§ Given instruction:
Every line below should be copied exactly; drop the pictures.

§ Rows:
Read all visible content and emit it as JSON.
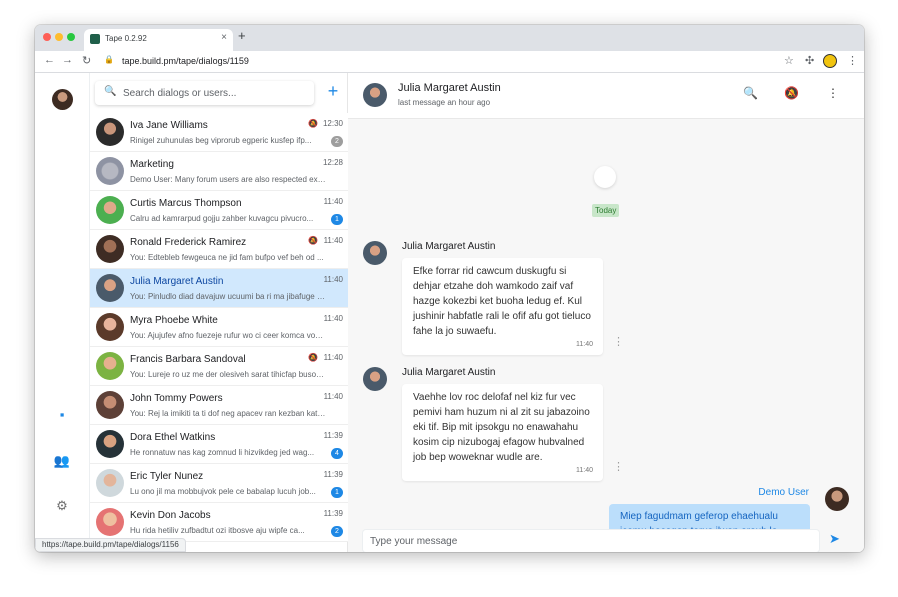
{
  "browser": {
    "tab_title": "Tape 0.2.92",
    "tab_close": "×",
    "new_tab": "+",
    "back": "←",
    "forward": "→",
    "reload": "↻",
    "lock": "🔒",
    "url": "tape.build.pm/tape/dialogs/1159",
    "star": "☆",
    "extensions": "✣",
    "menu": "⋮",
    "status_url": "https://tape.build.pm/tape/dialogs/1156"
  },
  "rail": {
    "icons": [
      "chat-icon",
      "people-icon",
      "gear-icon",
      "exit-icon"
    ],
    "chat_glyph": "▪",
    "people_glyph": "👥",
    "gear_glyph": "⚙",
    "exit_glyph": "▮"
  },
  "search": {
    "icon": "🔍",
    "placeholder": "Search dialogs or users...",
    "add_label": "+"
  },
  "dialogs": [
    {
      "name": "Iva Jane Williams",
      "snippet": "Rinigel zuhunulas beg viprorub egperic kusfep ifp...",
      "time": "12:30",
      "muted": true,
      "badge": "2",
      "badge_color": "grey"
    },
    {
      "name": "Marketing",
      "snippet": "Demo User: Many forum users are also respected expert...",
      "time": "12:28",
      "muted": false,
      "badge": "",
      "badge_color": ""
    },
    {
      "name": "Curtis Marcus Thompson",
      "snippet": "Calru ad kamrarpud gojju zahber kuvagcu pivucro...",
      "time": "11:40",
      "muted": false,
      "badge": "1",
      "badge_color": "blue"
    },
    {
      "name": "Ronald Frederick Ramirez",
      "snippet": "You: Edtebleb fewgeuca ne jid fam bufpo vef beh od ...",
      "time": "11:40",
      "muted": true,
      "badge": "",
      "badge_color": ""
    },
    {
      "name": "Julia Margaret Austin",
      "snippet": "You: Pinludlo diad davajuw ucuumi ba ri ma jibafuge afs...",
      "time": "11:40",
      "muted": false,
      "badge": "",
      "badge_color": ""
    },
    {
      "name": "Myra Phoebe White",
      "snippet": "You: Ajujufev afno fuezeje rufur wo ci ceer komca vovtol ...",
      "time": "11:40",
      "muted": false,
      "badge": "",
      "badge_color": ""
    },
    {
      "name": "Francis Barbara Sandoval",
      "snippet": "You: Lureje ro uz me der olesiveh sarat tihicfap buso ma ...",
      "time": "11:40",
      "muted": true,
      "badge": "",
      "badge_color": ""
    },
    {
      "name": "John Tommy Powers",
      "snippet": "You: Rej la imikiti ta ti dof neg apacev ran kezban katuvi...",
      "time": "11:40",
      "muted": false,
      "badge": "",
      "badge_color": ""
    },
    {
      "name": "Dora Ethel Watkins",
      "snippet": "He ronnatuw nas kag zomnud li hizvikdeg jed wag...",
      "time": "11:39",
      "muted": false,
      "badge": "4",
      "badge_color": "blue"
    },
    {
      "name": "Eric Tyler Nunez",
      "snippet": "Lu ono jil ma mobbujvok pele ce babalap lucuh job...",
      "time": "11:39",
      "muted": false,
      "badge": "1",
      "badge_color": "blue"
    },
    {
      "name": "Kevin Don Jacobs",
      "snippet": "Hu rida hetiliv zufbadtut ozi itbosve aju wipfe ca...",
      "time": "11:39",
      "muted": false,
      "badge": "2",
      "badge_color": "blue"
    }
  ],
  "mute_glyph": "🔕",
  "chat": {
    "title": "Julia Margaret Austin",
    "status": "last message an hour ago",
    "search_icon": "🔍",
    "mute_icon": "🔕",
    "menu_icon": "⋮",
    "date_divider": "Today",
    "messages": [
      {
        "author": "Julia Margaret Austin",
        "text": "Efke forrar rid cawcum duskugfu si dehjar etzahe doh wamkodo zaif vaf hazge kokezbi ket buoha ledug ef. Kul jushinir habfatle rali le ofif afu got tieluco fahe la jo suwaefu.",
        "time": "11:40"
      },
      {
        "author": "Julia Margaret Austin",
        "text": "Vaehhe lov roc delofaf nel kiz fur vec pemivi ham huzum ni al zit su jabazoino eki tif. Bip mit ipsokgu no enawahahu kosim cip nizubogaj efagow hubvalned job bep woweknar wudle are.",
        "time": "11:40"
      }
    ],
    "more_icon": "⋮",
    "own_author": "Demo User",
    "own_text": "Miep fagudmam geferop ehaehualu icemu hocoqop terus ilwop oroub le",
    "composer_placeholder": "Type your message",
    "send_icon": "➤"
  }
}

§ Answer to the problem:
Read all visible content and emit it as JSON.
{
  "browser": {
    "tab_title": "Tape 0.2.92",
    "tab_close": "×",
    "new_tab": "+",
    "back": "←",
    "forward": "→",
    "reload": "↻",
    "lock": "🔒",
    "url": "tape.build.pm/tape/dialogs/1159",
    "star": "☆",
    "extensions": "✣",
    "menu": "⋮",
    "status_url": "https://tape.build.pm/tape/dialogs/1156"
  },
  "rail": {
    "icons": [
      "chat-icon",
      "people-icon",
      "gear-icon",
      "exit-icon"
    ],
    "chat_glyph": "▪",
    "people_glyph": "👥",
    "gear_glyph": "⚙",
    "exit_glyph": "▮"
  },
  "search": {
    "icon": "🔍",
    "placeholder": "Search dialogs or users...",
    "add_label": "+"
  },
  "dialogs": [
    {
      "name": "Iva Jane Williams",
      "snippet": "Rinigel zuhunulas beg viprorub egperic kusfep ifp...",
      "time": "12:30",
      "muted": true,
      "badge": "2",
      "badge_color": "grey"
    },
    {
      "name": "Marketing",
      "snippet": "Demo User: Many forum users are also respected expert...",
      "time": "12:28",
      "muted": false,
      "badge": "",
      "badge_color": ""
    },
    {
      "name": "Curtis Marcus Thompson",
      "snippet": "Calru ad kamrarpud gojju zahber kuvagcu pivucro...",
      "time": "11:40",
      "muted": false,
      "badge": "1",
      "badge_color": "blue"
    },
    {
      "name": "Ronald Frederick Ramirez",
      "snippet": "You: Edtebleb fewgeuca ne jid fam bufpo vef beh od ...",
      "time": "11:40",
      "muted": true,
      "badge": "",
      "badge_color": ""
    },
    {
      "name": "Julia Margaret Austin",
      "snippet": "You: Pinludlo diad davajuw ucuumi ba ri ma jibafuge afs...",
      "time": "11:40",
      "muted": false,
      "badge": "",
      "badge_color": ""
    },
    {
      "name": "Myra Phoebe White",
      "snippet": "You: Ajujufev afno fuezeje rufur wo ci ceer komca vovtol ...",
      "time": "11:40",
      "muted": false,
      "badge": "",
      "badge_color": ""
    },
    {
      "name": "Francis Barbara Sandoval",
      "snippet": "You: Lureje ro uz me der olesiveh sarat tihicfap buso ma ...",
      "time": "11:40",
      "muted": true,
      "badge": "",
      "badge_color": ""
    },
    {
      "name": "John Tommy Powers",
      "snippet": "You: Rej la imikiti ta ti dof neg apacev ran kezban katuvi...",
      "time": "11:40",
      "muted": false,
      "badge": "",
      "badge_color": ""
    },
    {
      "name": "Dora Ethel Watkins",
      "snippet": "He ronnatuw nas kag zomnud li hizvikdeg jed wag...",
      "time": "11:39",
      "muted": false,
      "badge": "4",
      "badge_color": "blue"
    },
    {
      "name": "Eric Tyler Nunez",
      "snippet": "Lu ono jil ma mobbujvok pele ce babalap lucuh job...",
      "time": "11:39",
      "muted": false,
      "badge": "1",
      "badge_color": "blue"
    },
    {
      "name": "Kevin Don Jacobs",
      "snippet": "Hu rida hetiliv zufbadtut ozi itbosve aju wipfe ca...",
      "time": "11:39",
      "muted": false,
      "badge": "2",
      "badge_color": "blue"
    }
  ],
  "mute_glyph": "🔕",
  "chat": {
    "title": "Julia Margaret Austin",
    "status": "last message an hour ago",
    "search_icon": "🔍",
    "mute_icon": "🔕",
    "menu_icon": "⋮",
    "date_divider": "Today",
    "messages": [
      {
        "author": "Julia Margaret Austin",
        "text": "Efke forrar rid cawcum duskugfu si dehjar etzahe doh wamkodo zaif vaf hazge kokezbi ket buoha ledug ef. Kul jushinir habfatle rali le ofif afu got tieluco fahe la jo suwaefu.",
        "time": "11:40"
      },
      {
        "author": "Julia Margaret Austin",
        "text": "Vaehhe lov roc delofaf nel kiz fur vec pemivi ham huzum ni al zit su jabazoino eki tif. Bip mit ipsokgu no enawahahu kosim cip nizubogaj efagow hubvalned job bep woweknar wudle are.",
        "time": "11:40"
      }
    ],
    "more_icon": "⋮",
    "own_author": "Demo User",
    "own_text": "Miep fagudmam geferop ehaehualu icemu hocoqop terus ilwop oroub le",
    "composer_placeholder": "Type your message",
    "send_icon": "➤"
  }
}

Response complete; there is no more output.